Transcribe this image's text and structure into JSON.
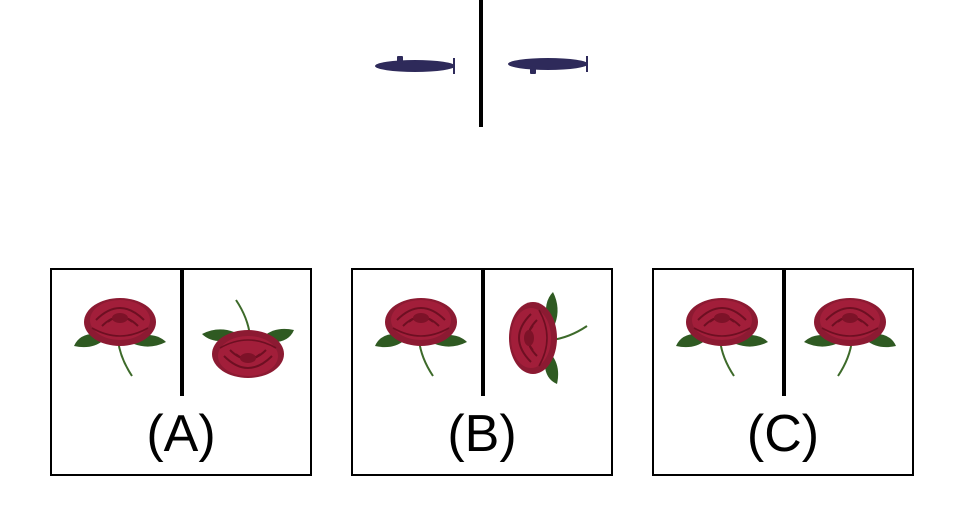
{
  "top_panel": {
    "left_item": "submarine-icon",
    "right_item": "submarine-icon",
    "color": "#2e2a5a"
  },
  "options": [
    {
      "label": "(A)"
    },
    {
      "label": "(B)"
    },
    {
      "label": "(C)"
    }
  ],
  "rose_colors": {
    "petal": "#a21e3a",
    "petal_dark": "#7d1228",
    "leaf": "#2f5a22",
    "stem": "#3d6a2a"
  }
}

★ ★ ★ ★ ★

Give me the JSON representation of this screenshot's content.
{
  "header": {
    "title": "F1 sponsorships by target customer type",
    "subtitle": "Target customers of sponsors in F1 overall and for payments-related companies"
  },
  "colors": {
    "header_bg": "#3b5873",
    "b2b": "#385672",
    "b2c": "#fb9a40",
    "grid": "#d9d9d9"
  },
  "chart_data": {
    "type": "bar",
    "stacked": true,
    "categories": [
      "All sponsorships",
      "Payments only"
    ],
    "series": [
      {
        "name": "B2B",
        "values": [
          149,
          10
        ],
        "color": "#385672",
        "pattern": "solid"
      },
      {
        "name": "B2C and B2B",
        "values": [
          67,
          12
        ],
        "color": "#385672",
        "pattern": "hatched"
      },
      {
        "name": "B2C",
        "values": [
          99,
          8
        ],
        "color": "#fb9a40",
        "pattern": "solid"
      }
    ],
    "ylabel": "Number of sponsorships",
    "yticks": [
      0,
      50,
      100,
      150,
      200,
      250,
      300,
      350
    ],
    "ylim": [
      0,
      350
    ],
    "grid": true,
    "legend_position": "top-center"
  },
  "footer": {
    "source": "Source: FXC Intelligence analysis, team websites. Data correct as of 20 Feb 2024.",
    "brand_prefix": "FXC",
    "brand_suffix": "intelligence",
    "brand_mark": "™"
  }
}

★ ★ ★ ★ ★

- Required task: Go through the entries above and count the lines containing the word "icon"; give only that count.

- Result: 2